Problem requirements
Send back the records in full, character for character.

Provided entries
::::

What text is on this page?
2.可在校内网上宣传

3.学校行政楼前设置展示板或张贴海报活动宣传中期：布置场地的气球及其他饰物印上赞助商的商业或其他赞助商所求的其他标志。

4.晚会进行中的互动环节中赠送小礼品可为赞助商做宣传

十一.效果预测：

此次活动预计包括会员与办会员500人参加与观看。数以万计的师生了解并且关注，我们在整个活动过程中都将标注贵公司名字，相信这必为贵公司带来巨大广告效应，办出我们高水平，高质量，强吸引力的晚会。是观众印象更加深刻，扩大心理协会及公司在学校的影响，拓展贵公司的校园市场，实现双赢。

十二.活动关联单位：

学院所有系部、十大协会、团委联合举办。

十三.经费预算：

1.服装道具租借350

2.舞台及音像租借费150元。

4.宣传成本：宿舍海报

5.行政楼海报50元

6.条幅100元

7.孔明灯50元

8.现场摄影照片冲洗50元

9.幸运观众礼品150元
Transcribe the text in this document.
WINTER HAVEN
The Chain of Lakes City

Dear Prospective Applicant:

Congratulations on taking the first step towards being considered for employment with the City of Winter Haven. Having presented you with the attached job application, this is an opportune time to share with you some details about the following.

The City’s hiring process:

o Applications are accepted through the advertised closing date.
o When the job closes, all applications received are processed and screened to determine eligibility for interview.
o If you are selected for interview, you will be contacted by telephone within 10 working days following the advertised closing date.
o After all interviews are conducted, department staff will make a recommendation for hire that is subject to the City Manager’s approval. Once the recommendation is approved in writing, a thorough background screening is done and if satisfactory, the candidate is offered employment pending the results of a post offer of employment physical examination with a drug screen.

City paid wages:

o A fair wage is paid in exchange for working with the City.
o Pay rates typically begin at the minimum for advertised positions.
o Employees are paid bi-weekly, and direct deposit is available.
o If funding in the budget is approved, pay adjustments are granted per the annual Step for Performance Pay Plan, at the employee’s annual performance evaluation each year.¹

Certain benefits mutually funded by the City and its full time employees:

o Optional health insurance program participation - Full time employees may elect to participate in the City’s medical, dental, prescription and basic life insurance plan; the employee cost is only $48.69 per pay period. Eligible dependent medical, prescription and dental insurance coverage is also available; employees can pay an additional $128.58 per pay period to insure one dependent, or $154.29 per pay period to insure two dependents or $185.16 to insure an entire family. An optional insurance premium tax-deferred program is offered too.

::::

Result
What text is on this page?
2.可在校内网上宣传

3.学校行政楼前设置展示板或张贴海报活动宣传中期：布置场地的气球及其他饰物印上赞助商的商业或其他赞助商所求的其他标志。

4.晚会进行中的互动环节中赠送小礼品可为赞助商做宣传

十一.效果预测：

此次活动预计包括会员与办会员500人参加与观看。数以万计的师生了解并且关注，我们在整个活动过程中都将标注贵公司名字，相信这必为贵公司带来巨大广告效应，办出我们高水平，高质量，强吸引力的晚会。是观众印象更加深刻，扩大心理协会及公司在学校的影响，拓展贵公司的校园市场，实现双赢。

十二.活动关联单位：

学院所有系部、十大协会、团委联合举办。

十三.经费预算：

1.服装道具租借350

2.舞台及音像租借费150元。

4.宣传成本：宿舍海报

5.行政楼海报50元

6.条幅100元

7.孔明灯50元

8.现场摄影照片冲洗50元

9.幸运观众礼品150元
Transcribe the text in this document.
WINTER HAVEN
The Chain of Lakes City

Dear Prospective Applicant:

Congratulations on taking the first step towards being considered for employment with the City of Winter Haven. Having presented you with the attached job application, this is an opportune time to share with you some details about the following.

The City’s hiring process:

o Applications are accepted through the advertised closing date.
o When the job closes, all applications received are processed and screened to determine eligibility for interview.
o If you are selected for interview, you will be contacted by telephone within 10 working days following the advertised closing date.
o After all interviews are conducted, department staff will make a recommendation for hire that is subject to the City Manager’s approval. Once the recommendation is approved in writing, a thorough background screening is done and if satisfactory, the candidate is offered employment pending the results of a post offer of employment physical examination with a drug screen.

City paid wages:

o A fair wage is paid in exchange for working with the City.
o Pay rates typically begin at the minimum for advertised positions.
o Employees are paid bi-weekly, and direct deposit is available.
o If funding in the budget is approved, pay adjustments are granted per the annual Step for Performance Pay Plan, at the employee’s annual performance evaluation each year.¹

Certain benefits mutually funded by the City and its full time employees:

o Optional health insurance program participation - Full time employees may elect to participate in the City’s medical, dental, prescription and basic life insurance plan; the employee cost is only $48.69 per pay period. Eligible dependent medical, prescription and dental insurance coverage is also available; employees can pay an additional $128.58 per pay period to insure one dependent, or $154.29 per pay period to insure two dependents or $185.16 to insure an entire family. An optional insurance premium tax-deferred program is offered too.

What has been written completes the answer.